## A block of data

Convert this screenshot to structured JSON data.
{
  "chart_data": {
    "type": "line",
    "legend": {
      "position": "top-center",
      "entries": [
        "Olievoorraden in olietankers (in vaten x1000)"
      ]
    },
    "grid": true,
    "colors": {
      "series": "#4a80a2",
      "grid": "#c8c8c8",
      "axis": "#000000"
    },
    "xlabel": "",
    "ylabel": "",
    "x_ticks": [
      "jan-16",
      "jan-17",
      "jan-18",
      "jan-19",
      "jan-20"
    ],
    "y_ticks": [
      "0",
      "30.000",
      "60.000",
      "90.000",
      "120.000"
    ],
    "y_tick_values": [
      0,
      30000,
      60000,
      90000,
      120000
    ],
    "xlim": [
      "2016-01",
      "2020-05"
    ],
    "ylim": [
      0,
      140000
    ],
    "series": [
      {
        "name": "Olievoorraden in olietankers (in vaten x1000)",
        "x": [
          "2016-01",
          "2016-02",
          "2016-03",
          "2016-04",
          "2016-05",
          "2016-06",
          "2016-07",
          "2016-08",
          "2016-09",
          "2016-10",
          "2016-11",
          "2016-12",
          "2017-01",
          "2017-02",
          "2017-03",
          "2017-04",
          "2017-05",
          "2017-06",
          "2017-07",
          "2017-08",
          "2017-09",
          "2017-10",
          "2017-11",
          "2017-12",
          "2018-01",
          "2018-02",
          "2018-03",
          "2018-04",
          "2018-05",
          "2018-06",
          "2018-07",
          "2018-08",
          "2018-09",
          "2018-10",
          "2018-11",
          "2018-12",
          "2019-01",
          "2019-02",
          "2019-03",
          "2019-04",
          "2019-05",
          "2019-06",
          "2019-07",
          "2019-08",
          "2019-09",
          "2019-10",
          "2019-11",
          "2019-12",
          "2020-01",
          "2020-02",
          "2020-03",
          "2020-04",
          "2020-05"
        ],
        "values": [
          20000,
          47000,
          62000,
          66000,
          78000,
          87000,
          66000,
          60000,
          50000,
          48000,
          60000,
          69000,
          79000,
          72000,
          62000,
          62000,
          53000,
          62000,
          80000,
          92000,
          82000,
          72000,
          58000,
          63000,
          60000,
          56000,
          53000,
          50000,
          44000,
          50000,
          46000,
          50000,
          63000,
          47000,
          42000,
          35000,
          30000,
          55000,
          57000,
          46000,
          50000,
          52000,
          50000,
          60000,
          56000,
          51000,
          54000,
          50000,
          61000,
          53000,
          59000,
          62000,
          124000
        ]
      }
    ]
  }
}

## Challenge
Output the entries exactly.

## Response to the task
Convert this screenshot to structured JSON data.
{
  "chart_data": {
    "type": "line",
    "legend": {
      "position": "top-center",
      "entries": [
        "Olievoorraden in olietankers (in vaten x1000)"
      ]
    },
    "grid": true,
    "colors": {
      "series": "#4a80a2",
      "grid": "#c8c8c8",
      "axis": "#000000"
    },
    "xlabel": "",
    "ylabel": "",
    "x_ticks": [
      "jan-16",
      "jan-17",
      "jan-18",
      "jan-19",
      "jan-20"
    ],
    "y_ticks": [
      "0",
      "30.000",
      "60.000",
      "90.000",
      "120.000"
    ],
    "y_tick_values": [
      0,
      30000,
      60000,
      90000,
      120000
    ],
    "xlim": [
      "2016-01",
      "2020-05"
    ],
    "ylim": [
      0,
      140000
    ],
    "series": [
      {
        "name": "Olievoorraden in olietankers (in vaten x1000)",
        "x": [
          "2016-01",
          "2016-02",
          "2016-03",
          "2016-04",
          "2016-05",
          "2016-06",
          "2016-07",
          "2016-08",
          "2016-09",
          "2016-10",
          "2016-11",
          "2016-12",
          "2017-01",
          "2017-02",
          "2017-03",
          "2017-04",
          "2017-05",
          "2017-06",
          "2017-07",
          "2017-08",
          "2017-09",
          "2017-10",
          "2017-11",
          "2017-12",
          "2018-01",
          "2018-02",
          "2018-03",
          "2018-04",
          "2018-05",
          "2018-06",
          "2018-07",
          "2018-08",
          "2018-09",
          "2018-10",
          "2018-11",
          "2018-12",
          "2019-01",
          "2019-02",
          "2019-03",
          "2019-04",
          "2019-05",
          "2019-06",
          "2019-07",
          "2019-08",
          "2019-09",
          "2019-10",
          "2019-11",
          "2019-12",
          "2020-01",
          "2020-02",
          "2020-03",
          "2020-04",
          "2020-05"
        ],
        "values": [
          20000,
          47000,
          62000,
          66000,
          78000,
          87000,
          66000,
          60000,
          50000,
          48000,
          60000,
          69000,
          79000,
          72000,
          62000,
          62000,
          53000,
          62000,
          80000,
          92000,
          82000,
          72000,
          58000,
          63000,
          60000,
          56000,
          53000,
          50000,
          44000,
          50000,
          46000,
          50000,
          63000,
          47000,
          42000,
          35000,
          30000,
          55000,
          57000,
          46000,
          50000,
          52000,
          50000,
          60000,
          56000,
          51000,
          54000,
          50000,
          61000,
          53000,
          59000,
          62000,
          124000
        ]
      }
    ]
  }
}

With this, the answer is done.